(Figure collection entries)
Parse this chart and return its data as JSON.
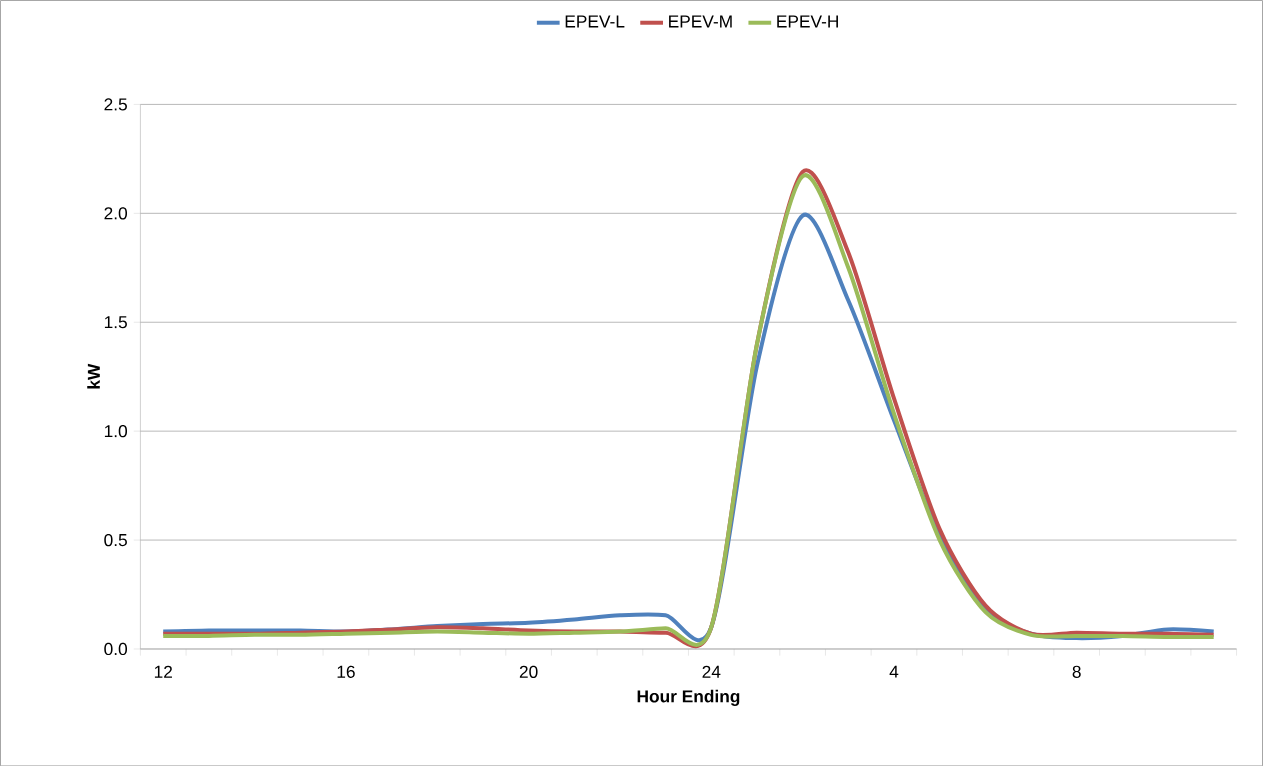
{
  "chart_data": {
    "type": "line",
    "xlabel": "Hour Ending",
    "ylabel": "kW",
    "categories": [
      "12",
      null,
      null,
      null,
      "16",
      null,
      null,
      null,
      "20",
      null,
      null,
      null,
      "24",
      null,
      null,
      null,
      "4",
      null,
      null,
      null,
      "8",
      null,
      null,
      null
    ],
    "series": [
      {
        "name": "EPEV-L",
        "color": "#4f81bd",
        "values": [
          0.08,
          0.085,
          0.085,
          0.085,
          0.08,
          0.09,
          0.105,
          0.115,
          0.12,
          0.135,
          0.155,
          0.155,
          0.1,
          1.3,
          1.99,
          1.6,
          1.05,
          0.52,
          0.18,
          0.07,
          0.05,
          0.06,
          0.09,
          0.08
        ]
      },
      {
        "name": "EPEV-M",
        "color": "#c0504d",
        "values": [
          0.07,
          0.07,
          0.07,
          0.075,
          0.08,
          0.09,
          0.1,
          0.095,
          0.085,
          0.08,
          0.08,
          0.075,
          0.1,
          1.4,
          2.19,
          1.82,
          1.15,
          0.55,
          0.2,
          0.07,
          0.075,
          0.07,
          0.07,
          0.065
        ]
      },
      {
        "name": "EPEV-H",
        "color": "#9bbb59",
        "values": [
          0.06,
          0.06,
          0.065,
          0.065,
          0.07,
          0.075,
          0.08,
          0.075,
          0.07,
          0.075,
          0.08,
          0.095,
          0.1,
          1.4,
          2.17,
          1.75,
          1.08,
          0.5,
          0.17,
          0.065,
          0.06,
          0.06,
          0.055,
          0.055
        ]
      }
    ],
    "ylim": [
      0,
      2.5
    ],
    "yticks": [
      {
        "value": 0,
        "label": "0.0"
      },
      {
        "value": 0.5,
        "label": "0.5"
      },
      {
        "value": 1,
        "label": "1.0"
      },
      {
        "value": 1.5,
        "label": "1.5"
      },
      {
        "value": 2,
        "label": "2.0"
      },
      {
        "value": 2.5,
        "label": "2.5"
      }
    ],
    "grid": "y",
    "legend": "top",
    "marker": "none",
    "line_style": "solid"
  }
}
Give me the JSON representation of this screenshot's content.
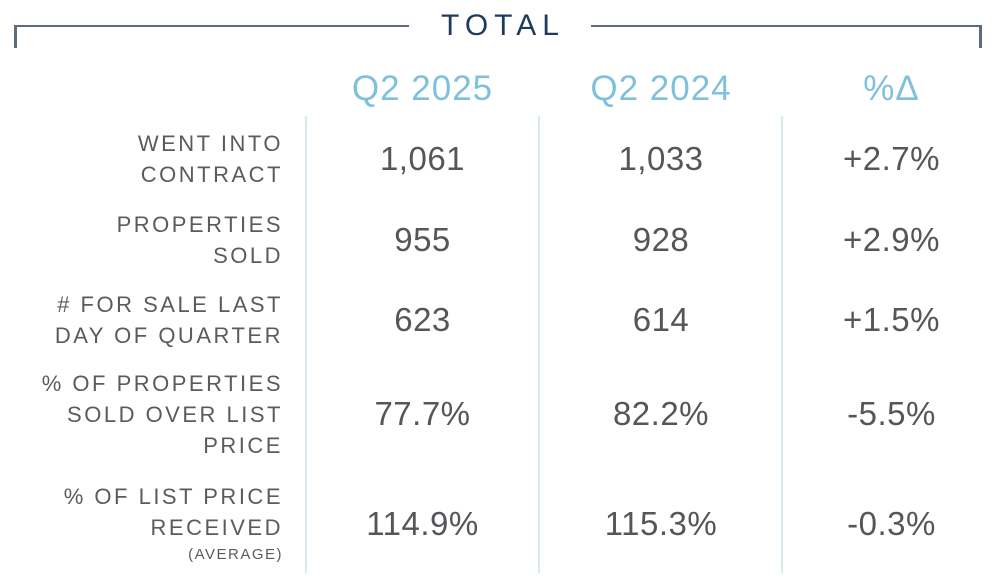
{
  "header": {
    "title": "TOTAL"
  },
  "table": {
    "columns": [
      "Q2 2025",
      "Q2 2024",
      "%Δ"
    ],
    "rows": [
      {
        "label_lines": [
          "WENT INTO",
          "CONTRACT"
        ],
        "values": [
          "1,061",
          "1,033",
          "+2.7%"
        ]
      },
      {
        "label_lines": [
          "PROPERTIES",
          "SOLD"
        ],
        "values": [
          "955",
          "928",
          "+2.9%"
        ]
      },
      {
        "label_lines": [
          "# FOR SALE LAST",
          "DAY OF QUARTER"
        ],
        "values": [
          "623",
          "614",
          "+1.5%"
        ]
      },
      {
        "label_lines": [
          "% OF PROPERTIES",
          "SOLD OVER LIST",
          "PRICE"
        ],
        "values": [
          "77.7%",
          "82.2%",
          "-5.5%"
        ]
      },
      {
        "label_lines": [
          "% OF LIST PRICE",
          "RECEIVED"
        ],
        "sublabel": "(AVERAGE)",
        "values": [
          "114.9%",
          "115.3%",
          "-0.3%"
        ]
      }
    ]
  },
  "colors": {
    "title_navy": "#1e3a5c",
    "bracket_slate": "#5d6b80",
    "header_blue": "#7fc1dd",
    "divider_light_blue": "#d8eaef",
    "text_gray": "#58595b"
  },
  "chart_data": {
    "type": "table",
    "title": "TOTAL",
    "columns": [
      "Metric",
      "Q2 2025",
      "Q2 2024",
      "%Δ"
    ],
    "rows": [
      {
        "metric": "WENT INTO CONTRACT",
        "q2_2025": 1061,
        "q2_2024": 1033,
        "pct_change": 2.7
      },
      {
        "metric": "PROPERTIES SOLD",
        "q2_2025": 955,
        "q2_2024": 928,
        "pct_change": 2.9
      },
      {
        "metric": "# FOR SALE LAST DAY OF QUARTER",
        "q2_2025": 623,
        "q2_2024": 614,
        "pct_change": 1.5
      },
      {
        "metric": "% OF PROPERTIES SOLD OVER LIST PRICE",
        "q2_2025": 77.7,
        "q2_2024": 82.2,
        "pct_change": -5.5
      },
      {
        "metric": "% OF LIST PRICE RECEIVED (AVERAGE)",
        "q2_2025": 114.9,
        "q2_2024": 115.3,
        "pct_change": -0.3
      }
    ]
  }
}
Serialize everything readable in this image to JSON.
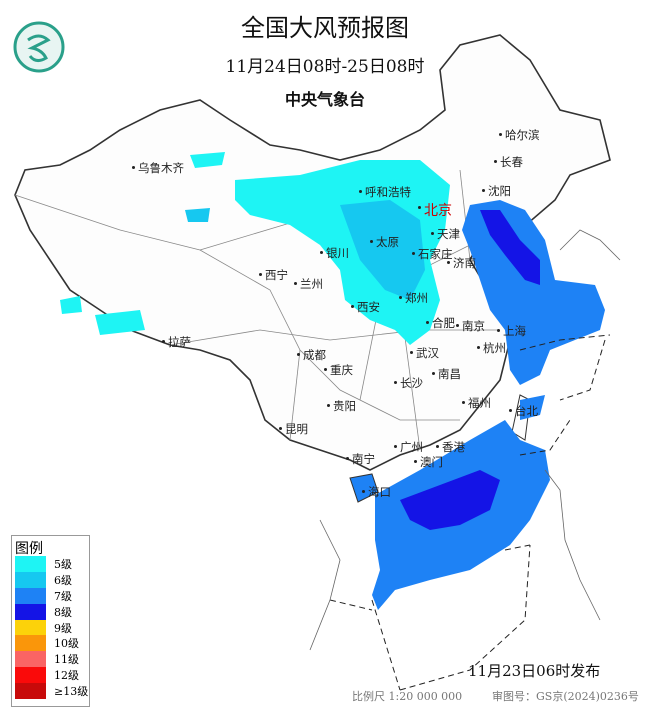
{
  "title": "全国大风预报图",
  "period": "11月24日08时-25日08时",
  "agency": "中央气象台",
  "issue_time": "11月23日06时发布",
  "scale": "比例尺 1:20 000 000",
  "review_no": "审图号：GS京(2024)0236号",
  "legend": {
    "title": "图例",
    "items": [
      {
        "label": "5级",
        "color": "#1ef4f4"
      },
      {
        "label": "6级",
        "color": "#16c8f0"
      },
      {
        "label": "7级",
        "color": "#1e82f5"
      },
      {
        "label": "8级",
        "color": "#1414e6"
      },
      {
        "label": "9级",
        "color": "#fcd20a"
      },
      {
        "label": "10级",
        "color": "#fa960a"
      },
      {
        "label": "11级",
        "color": "#fa6464"
      },
      {
        "label": "12级",
        "color": "#fa0a0a"
      },
      {
        "label": "≥13级",
        "color": "#c80a0a"
      }
    ]
  },
  "cities": [
    {
      "name": "乌鲁木齐"
    },
    {
      "name": "哈尔滨"
    },
    {
      "name": "长春"
    },
    {
      "name": "沈阳"
    },
    {
      "name": "北京"
    },
    {
      "name": "呼和浩特"
    },
    {
      "name": "天津"
    },
    {
      "name": "银川"
    },
    {
      "name": "太原"
    },
    {
      "name": "石家庄"
    },
    {
      "name": "济南"
    },
    {
      "name": "西宁"
    },
    {
      "name": "兰州"
    },
    {
      "name": "西安"
    },
    {
      "name": "郑州"
    },
    {
      "name": "合肥"
    },
    {
      "name": "南京"
    },
    {
      "name": "上海"
    },
    {
      "name": "拉萨"
    },
    {
      "name": "成都"
    },
    {
      "name": "重庆"
    },
    {
      "name": "武汉"
    },
    {
      "name": "杭州"
    },
    {
      "name": "南昌"
    },
    {
      "name": "长沙"
    },
    {
      "name": "贵阳"
    },
    {
      "name": "福州"
    },
    {
      "name": "台北"
    },
    {
      "name": "昆明"
    },
    {
      "name": "南宁"
    },
    {
      "name": "广州"
    },
    {
      "name": "香港"
    },
    {
      "name": "澳门"
    },
    {
      "name": "海口"
    }
  ]
}
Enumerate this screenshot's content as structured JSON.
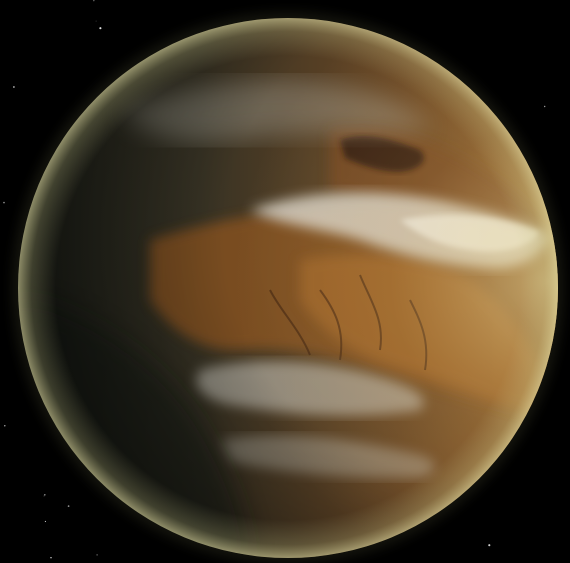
{
  "scene": {
    "subject": "planet",
    "colors": {
      "space": "#000000",
      "surface_brown": "#8a5424",
      "surface_dark": "#2a2a20",
      "ocean_dark": "#1c221c",
      "cloud_white": "#e4e2da",
      "atmosphere_glow": "#d8d49a",
      "terminator_shadow": "#050604"
    }
  }
}
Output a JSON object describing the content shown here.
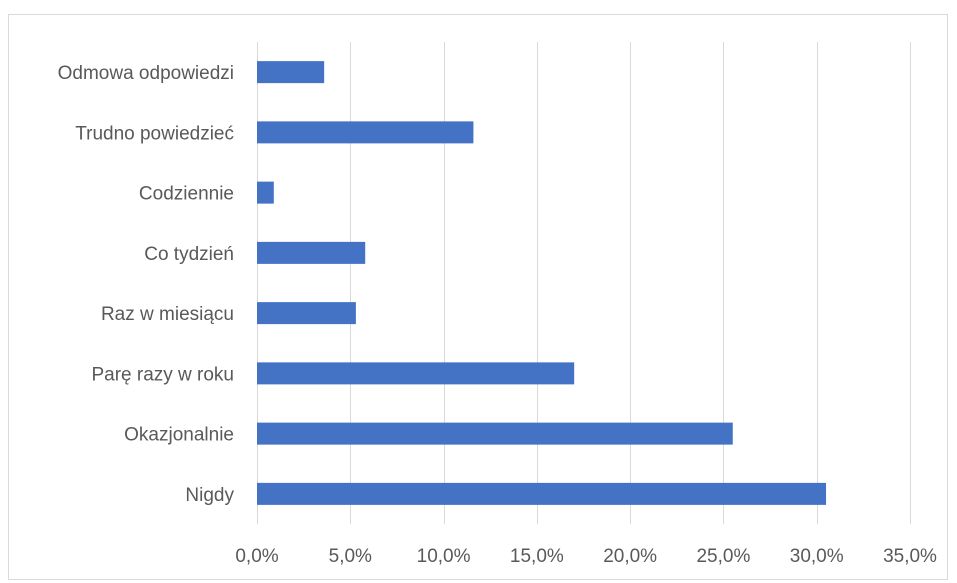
{
  "chart_data": {
    "type": "bar",
    "orientation": "horizontal",
    "categories": [
      "Odmowa odpowiedzi",
      "Trudno powiedzieć",
      "Codziennie",
      "Co tydzień",
      "Raz w miesiącu",
      "Parę razy w roku",
      "Okazjonalnie",
      "Nigdy"
    ],
    "values": [
      3.6,
      11.6,
      0.9,
      5.8,
      5.3,
      17.0,
      25.5,
      30.5
    ],
    "xlim": [
      0,
      35
    ],
    "x_ticks": [
      0,
      5,
      10,
      15,
      20,
      25,
      30,
      35
    ],
    "x_tick_labels": [
      "0,0%",
      "5,0%",
      "10,0%",
      "15,0%",
      "20,0%",
      "25,0%",
      "30,0%",
      "35,0%"
    ],
    "grid": "vertical",
    "legend": "none",
    "colors": {
      "bar": "#4472c4",
      "grid": "#d9d9d9",
      "text": "#595959"
    }
  }
}
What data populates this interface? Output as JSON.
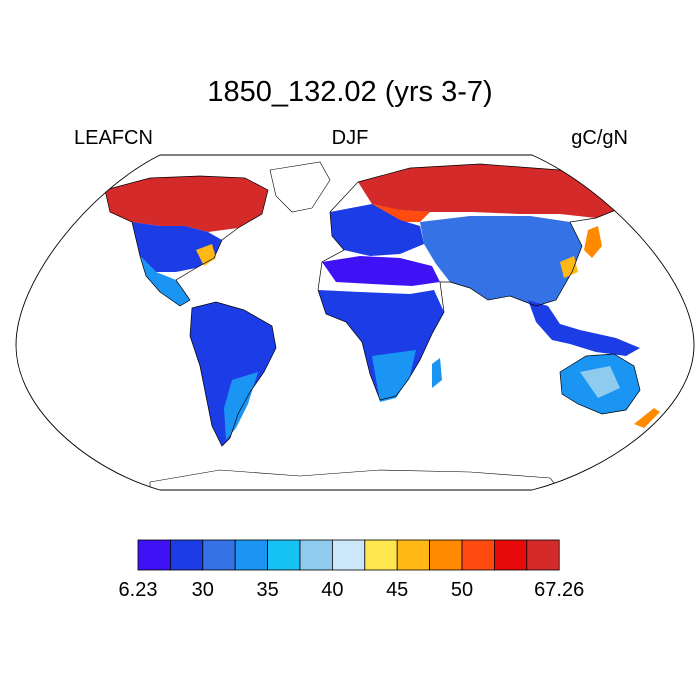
{
  "title": "1850_132.02 (yrs 3-7)",
  "left_label": "LEAFCN",
  "center_label": "DJF",
  "right_label": "gC/gN",
  "colorbar": {
    "colors": [
      "#3f12f5",
      "#1c3ce6",
      "#3472e6",
      "#1b95f4",
      "#16c1f3",
      "#8ecbef",
      "#cce6fa",
      "#ffe64d",
      "#ffb814",
      "#ff8a00",
      "#ff4a10",
      "#e60a0a",
      "#d42a2a"
    ],
    "tick_labels": [
      "6.23",
      "30",
      "35",
      "40",
      "45",
      "50",
      "67.26"
    ]
  },
  "map": {
    "projection": "robinson",
    "field": "LEAFCN",
    "season": "DJF",
    "units": "gC/gN"
  }
}
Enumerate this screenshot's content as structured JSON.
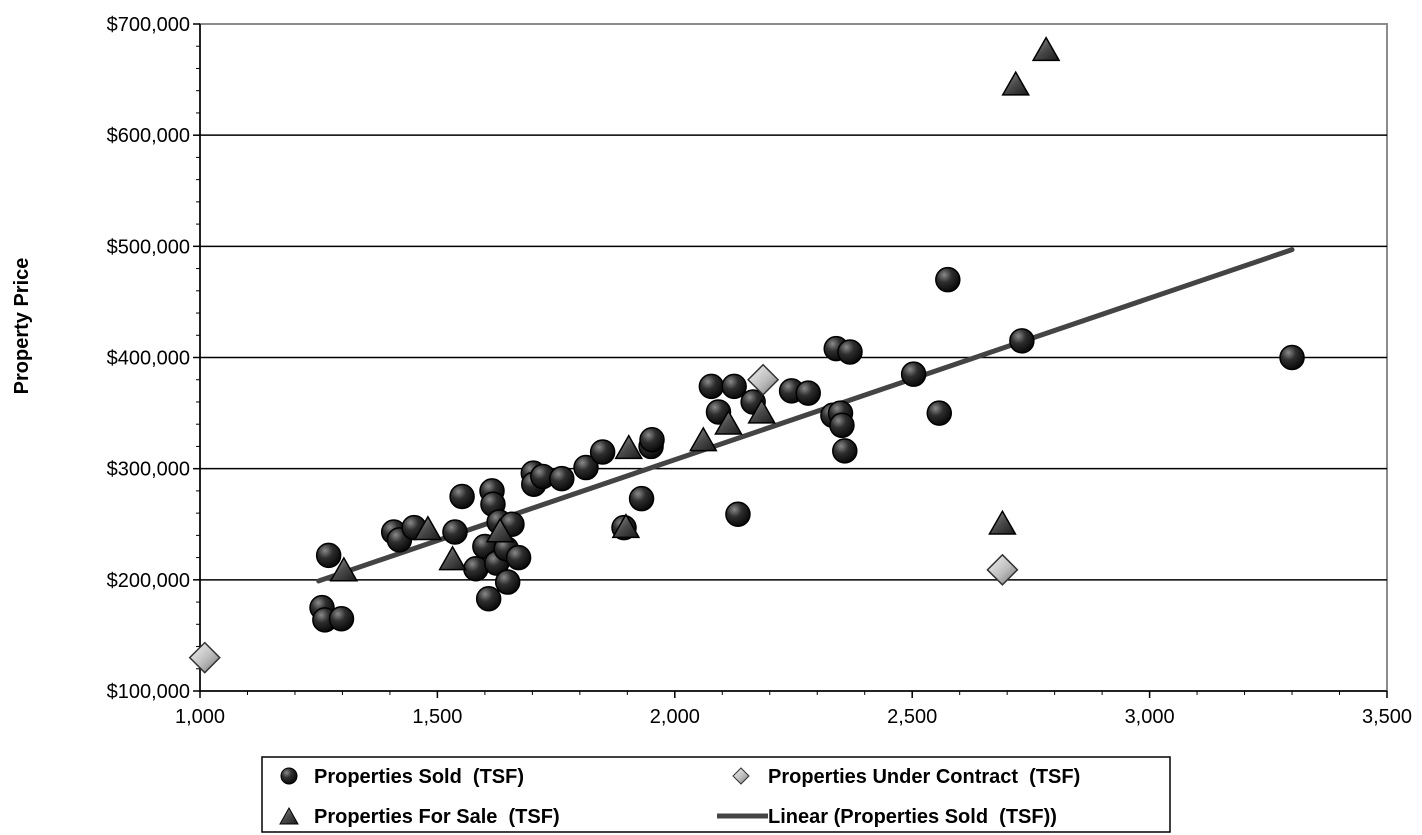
{
  "chart_data": {
    "type": "scatter",
    "title": "",
    "xlabel": "",
    "ylabel": "Property Price",
    "xlim": [
      1000,
      3500
    ],
    "ylim": [
      100000,
      700000
    ],
    "x_ticks": [
      "1,000",
      "1,500",
      "2,000",
      "2,500",
      "3,000",
      "3,500"
    ],
    "y_ticks": [
      "$100,000",
      "$200,000",
      "$300,000",
      "$400,000",
      "$500,000",
      "$600,000",
      "$700,000"
    ],
    "grid": "horizontal major gridlines",
    "legend_position": "bottom",
    "series": [
      {
        "name": "Properties Sold  (TSF)",
        "marker": "circle",
        "color": "#222222",
        "points": [
          [
            1257,
            175000
          ],
          [
            1263,
            164000
          ],
          [
            1271,
            222000
          ],
          [
            1298,
            165000
          ],
          [
            1408,
            243000
          ],
          [
            1420,
            236000
          ],
          [
            1451,
            247000
          ],
          [
            1537,
            243000
          ],
          [
            1552,
            275000
          ],
          [
            1581,
            210000
          ],
          [
            1600,
            230000
          ],
          [
            1608,
            183000
          ],
          [
            1615,
            280000
          ],
          [
            1617,
            268000
          ],
          [
            1625,
            215000
          ],
          [
            1630,
            252000
          ],
          [
            1645,
            228000
          ],
          [
            1648,
            198000
          ],
          [
            1657,
            250000
          ],
          [
            1671,
            220000
          ],
          [
            1702,
            296000
          ],
          [
            1703,
            286000
          ],
          [
            1722,
            293000
          ],
          [
            1762,
            291000
          ],
          [
            1813,
            301000
          ],
          [
            1848,
            315000
          ],
          [
            1893,
            247000
          ],
          [
            1930,
            273000
          ],
          [
            1950,
            320000
          ],
          [
            1952,
            326000
          ],
          [
            2077,
            374000
          ],
          [
            2092,
            351000
          ],
          [
            2125,
            374000
          ],
          [
            2133,
            259000
          ],
          [
            2165,
            360000
          ],
          [
            2246,
            370000
          ],
          [
            2281,
            368000
          ],
          [
            2333,
            348000
          ],
          [
            2340,
            408000
          ],
          [
            2349,
            350000
          ],
          [
            2352,
            339000
          ],
          [
            2358,
            316000
          ],
          [
            2369,
            405000
          ],
          [
            2503,
            385000
          ],
          [
            2557,
            350000
          ],
          [
            2575,
            470000
          ],
          [
            2731,
            415000
          ],
          [
            3300,
            400000
          ]
        ]
      },
      {
        "name": "Properties Under Contract  (TSF)",
        "marker": "diamond",
        "color": "#d0d0d0",
        "points": [
          [
            1010,
            130000
          ],
          [
            2186,
            380000
          ],
          [
            2690,
            209000
          ]
        ]
      },
      {
        "name": "Properties For Sale  (TSF)",
        "marker": "triangle",
        "color": "#555555",
        "points": [
          [
            1303,
            208000
          ],
          [
            1480,
            245000
          ],
          [
            1532,
            218000
          ],
          [
            1632,
            243000
          ],
          [
            1897,
            247000
          ],
          [
            1903,
            318000
          ],
          [
            2060,
            325000
          ],
          [
            2113,
            340000
          ],
          [
            2183,
            350000
          ],
          [
            2690,
            250000
          ],
          [
            2718,
            645000
          ],
          [
            2782,
            676000
          ]
        ]
      }
    ],
    "trendline": {
      "name": "Linear (Properties Sold  (TSF))",
      "type": "linear",
      "color": "#444444",
      "x": [
        1250,
        3300
      ],
      "y": [
        199000,
        497000
      ]
    }
  }
}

→ Exercise: Lines containing "OVER" are to be counted. State the total and add nothing.

→ Solution to this problem: 2